_WHAT IS EXPECTED_
Copy out every line that contains "they".

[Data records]
--- START ---

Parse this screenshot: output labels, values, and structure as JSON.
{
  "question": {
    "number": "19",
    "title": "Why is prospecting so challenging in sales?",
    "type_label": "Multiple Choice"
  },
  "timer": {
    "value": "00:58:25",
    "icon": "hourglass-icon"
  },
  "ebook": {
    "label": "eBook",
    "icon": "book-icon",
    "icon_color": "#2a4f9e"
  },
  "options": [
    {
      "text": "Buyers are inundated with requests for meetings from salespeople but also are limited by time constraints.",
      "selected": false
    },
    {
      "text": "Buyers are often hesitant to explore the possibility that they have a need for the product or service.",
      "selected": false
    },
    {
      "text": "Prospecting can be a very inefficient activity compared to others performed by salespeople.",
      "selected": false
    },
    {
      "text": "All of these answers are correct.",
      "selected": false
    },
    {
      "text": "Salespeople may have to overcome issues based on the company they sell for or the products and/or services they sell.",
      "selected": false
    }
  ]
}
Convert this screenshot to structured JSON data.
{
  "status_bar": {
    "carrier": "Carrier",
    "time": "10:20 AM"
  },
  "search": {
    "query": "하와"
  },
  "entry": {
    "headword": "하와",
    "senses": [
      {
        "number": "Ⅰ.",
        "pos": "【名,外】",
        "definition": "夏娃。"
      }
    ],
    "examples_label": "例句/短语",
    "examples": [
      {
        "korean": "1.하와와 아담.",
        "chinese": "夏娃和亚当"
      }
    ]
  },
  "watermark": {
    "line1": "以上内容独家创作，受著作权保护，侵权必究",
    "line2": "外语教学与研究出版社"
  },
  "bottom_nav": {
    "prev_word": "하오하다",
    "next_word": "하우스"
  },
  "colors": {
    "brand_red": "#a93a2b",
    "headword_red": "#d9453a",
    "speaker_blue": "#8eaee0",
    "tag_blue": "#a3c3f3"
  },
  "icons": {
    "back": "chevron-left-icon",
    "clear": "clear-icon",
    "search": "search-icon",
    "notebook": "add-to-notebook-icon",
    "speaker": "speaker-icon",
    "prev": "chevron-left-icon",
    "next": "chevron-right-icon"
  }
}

--- END ---

_FULL OUTPUT_
      "text": "Buyers are often hesitant to explore the possibility that they have a need for the product or service.",
      "text": "Salespeople may have to overcome issues based on the company they sell for or the products and/or services they sell.",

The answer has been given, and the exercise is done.